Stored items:
════════════════
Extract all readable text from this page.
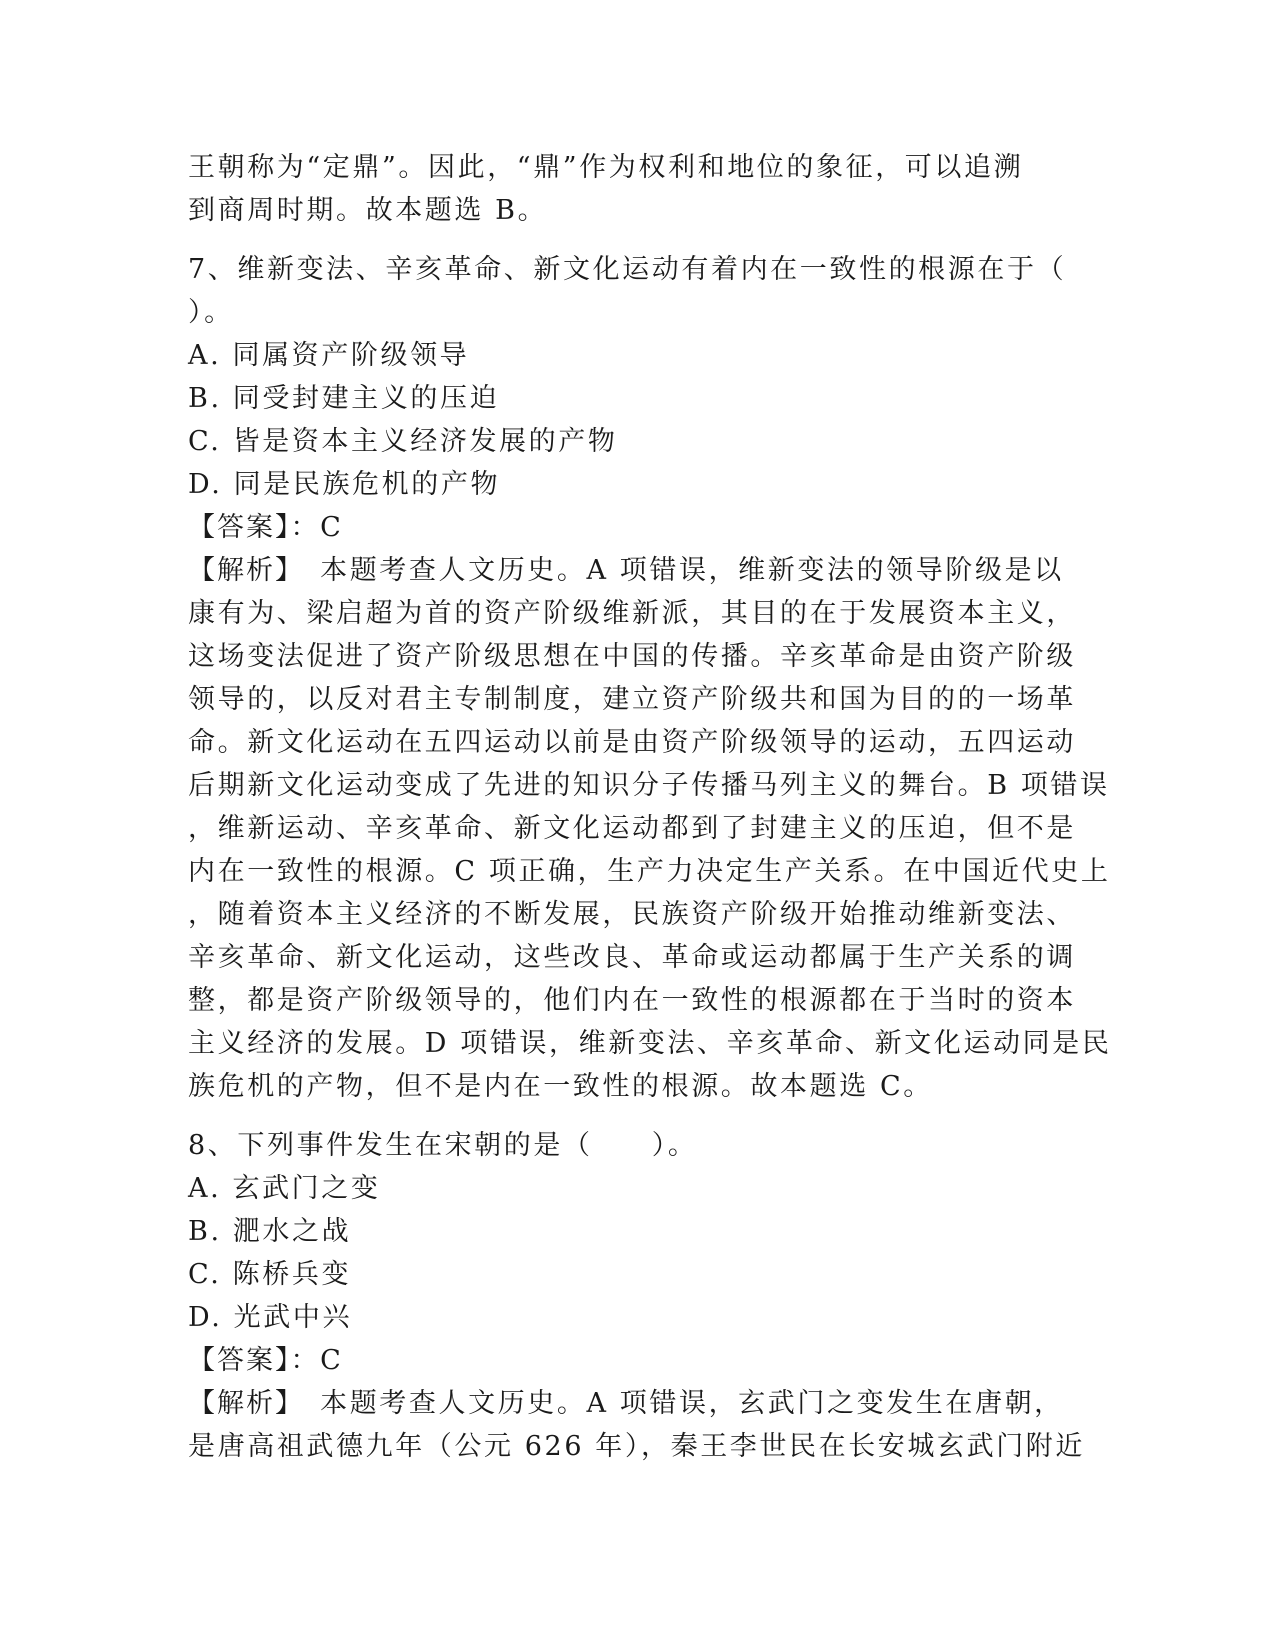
王朝称为“定鼎”。因此，“鼎”作为权利和地位的象征，可以追溯
到商周时期。故本题选 B。
7、维新变法、辛亥革命、新文化运动有着内在一致性的根源在于（
）。
A. 同属资产阶级领导
B. 同受封建主义的压迫
C. 皆是资本主义经济发展的产物
D. 同是民族危机的产物
【答案】：C
【解析】　本题考查人文历史。A 项错误，维新变法的领导阶级是以
康有为、梁启超为首的资产阶级维新派，其目的在于发展资本主义，
这场变法促进了资产阶级思想在中国的传播。辛亥革命是由资产阶级
领导的，以反对君主专制制度，建立资产阶级共和国为目的的一场革
命。新文化运动在五四运动以前是由资产阶级领导的运动，五四运动
后期新文化运动变成了先进的知识分子传播马列主义的舞台。B 项错误
，维新运动、辛亥革命、新文化运动都到了封建主义的压迫，但不是
内在一致性的根源。C 项正确，生产力决定生产关系。在中国近代史上
，随着资本主义经济的不断发展，民族资产阶级开始推动维新变法、
辛亥革命、新文化运动，这些改良、革命或运动都属于生产关系的调
整，都是资产阶级领导的，他们内在一致性的根源都在于当时的资本
主义经济的发展。D 项错误，维新变法、辛亥革命、新文化运动同是民
族危机的产物，但不是内在一致性的根源。故本题选 C。
8、下列事件发生在宋朝的是（　　）。
A. 玄武门之变
B. 淝水之战
C. 陈桥兵变
D. 光武中兴
【答案】：C
【解析】　本题考查人文历史。A 项错误，玄武门之变发生在唐朝，
是唐高祖武德九年（公元 626 年），秦王李世民在长安城玄武门附近
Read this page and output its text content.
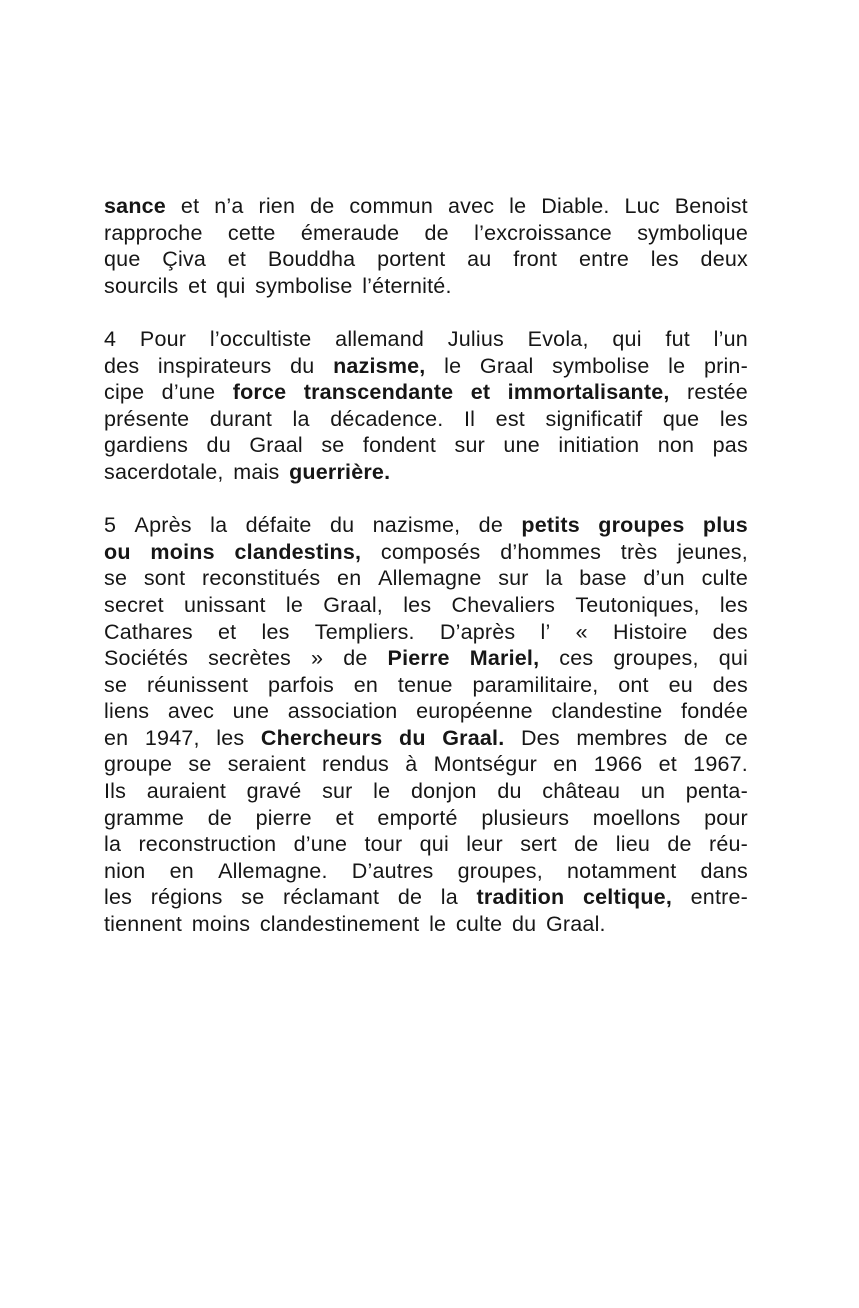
sance et n’a rien de commun avec le Diable. Luc Benoist
rapproche cette émeraude de l’excroissance symbolique
que Çiva et Bouddha portent au front entre les deux
sourcils et qui symbolise l’éternité.
4 Pour l’occultiste allemand Julius Evola, qui fut l’un
des inspirateurs du nazisme, le Graal symbolise le prin-
cipe d’une force transcendante et immortalisante, restée
présente durant la décadence. Il est significatif que les
gardiens du Graal se fondent sur une initiation non pas
sacerdotale, mais guerrière.
5 Après la défaite du nazisme, de petits groupes plus
ou moins clandestins, composés d’hommes très jeunes,
se sont reconstitués en Allemagne sur la base d’un culte
secret unissant le Graal, les Chevaliers Teutoniques, les
Cathares et les Templiers. D’après l’ « Histoire des
Sociétés secrètes » de Pierre Mariel, ces groupes, qui
se réunissent parfois en tenue paramilitaire, ont eu des
liens avec une association européenne clandestine fondée
en 1947, les Chercheurs du Graal. Des membres de ce
groupe se seraient rendus à Montségur en 1966 et 1967.
Ils auraient gravé sur le donjon du château un penta-
gramme de pierre et emporté plusieurs moellons pour
la reconstruction d’une tour qui leur sert de lieu de réu-
nion en Allemagne. D’autres groupes, notamment dans
les régions se réclamant de la tradition celtique, entre-
tiennent moins clandestinement le culte du Graal.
════════════════
▸ **Aim**
Which lines above hold the word "culte"? Copy each of them.

▸ **Answer below**
se sont reconstitués en Allemagne sur la base d’un culte
tiennent moins clandestinement le culte du Graal.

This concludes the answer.